*REQUIRED TASK:* Search the listing for the string "направлению" and copy every line that contains it.

*DATASET:*
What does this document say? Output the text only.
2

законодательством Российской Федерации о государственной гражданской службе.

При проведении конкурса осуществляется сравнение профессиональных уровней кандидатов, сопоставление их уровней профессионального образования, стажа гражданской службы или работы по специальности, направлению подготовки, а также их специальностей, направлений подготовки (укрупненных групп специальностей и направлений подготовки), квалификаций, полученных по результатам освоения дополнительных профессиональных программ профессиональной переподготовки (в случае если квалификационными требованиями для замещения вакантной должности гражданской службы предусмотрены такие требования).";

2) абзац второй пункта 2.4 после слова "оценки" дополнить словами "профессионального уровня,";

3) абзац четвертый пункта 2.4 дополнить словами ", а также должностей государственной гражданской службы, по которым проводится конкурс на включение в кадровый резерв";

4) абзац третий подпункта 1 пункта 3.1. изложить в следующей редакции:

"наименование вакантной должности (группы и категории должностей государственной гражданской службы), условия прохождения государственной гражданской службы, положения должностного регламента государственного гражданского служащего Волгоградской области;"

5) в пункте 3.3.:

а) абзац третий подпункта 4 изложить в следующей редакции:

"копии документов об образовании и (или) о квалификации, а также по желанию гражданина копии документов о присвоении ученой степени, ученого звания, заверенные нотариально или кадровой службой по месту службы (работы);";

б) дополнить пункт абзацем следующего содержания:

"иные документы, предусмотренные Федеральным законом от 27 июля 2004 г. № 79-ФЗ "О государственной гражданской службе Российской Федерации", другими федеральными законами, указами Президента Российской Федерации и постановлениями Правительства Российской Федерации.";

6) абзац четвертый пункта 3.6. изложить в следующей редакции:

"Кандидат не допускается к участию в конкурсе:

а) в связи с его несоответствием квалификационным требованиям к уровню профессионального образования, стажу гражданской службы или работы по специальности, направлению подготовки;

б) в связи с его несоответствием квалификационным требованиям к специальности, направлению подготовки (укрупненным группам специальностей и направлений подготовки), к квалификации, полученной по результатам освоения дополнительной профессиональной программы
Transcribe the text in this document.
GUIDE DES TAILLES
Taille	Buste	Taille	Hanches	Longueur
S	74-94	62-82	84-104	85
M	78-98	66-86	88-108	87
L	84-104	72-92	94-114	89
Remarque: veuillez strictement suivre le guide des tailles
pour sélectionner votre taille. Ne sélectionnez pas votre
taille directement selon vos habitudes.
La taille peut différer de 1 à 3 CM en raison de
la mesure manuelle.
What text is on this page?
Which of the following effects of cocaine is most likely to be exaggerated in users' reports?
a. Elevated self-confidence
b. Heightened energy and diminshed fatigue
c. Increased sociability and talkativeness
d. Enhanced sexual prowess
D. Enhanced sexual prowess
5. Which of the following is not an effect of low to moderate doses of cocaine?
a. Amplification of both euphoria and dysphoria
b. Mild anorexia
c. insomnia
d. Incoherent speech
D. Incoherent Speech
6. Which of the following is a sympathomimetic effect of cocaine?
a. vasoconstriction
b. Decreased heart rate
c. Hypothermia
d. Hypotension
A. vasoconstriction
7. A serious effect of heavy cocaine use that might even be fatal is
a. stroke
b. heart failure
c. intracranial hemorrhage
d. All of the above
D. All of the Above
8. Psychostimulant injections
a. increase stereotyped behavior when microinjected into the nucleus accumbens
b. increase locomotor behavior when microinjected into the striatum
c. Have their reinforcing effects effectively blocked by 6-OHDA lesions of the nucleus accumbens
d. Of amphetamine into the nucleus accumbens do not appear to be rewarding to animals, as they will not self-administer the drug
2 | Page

*EXERCISE OUTPUT:*
При проведении конкурса осуществляется сравнение профессиональных уровней кандидатов, сопоставление их уровней профессионального образования, стажа гражданской службы или работы по специальности, направлению подготовки, а также их специальностей, направлений подготовки (укрупненных групп специальностей и направлений подготовки), квалификаций, полученных по результатам освоения дополнительных профессиональных программ профессиональной переподготовки (в случае если квалификационными требованиями для замещения вакантной должности гражданской службы предусмотрены такие требования).";
а) в связи с его несоответствием квалификационным требованиям к уровню профессионального образования, стажу гражданской службы или работы по специальности, направлению подготовки;
б) в связи с его несоответствием квалификационным требованиям к специальности, направлению подготовки (укрупненным группам специальностей и направлений подготовки), к квалификации, полученной по результатам освоения дополнительной профессиональной программы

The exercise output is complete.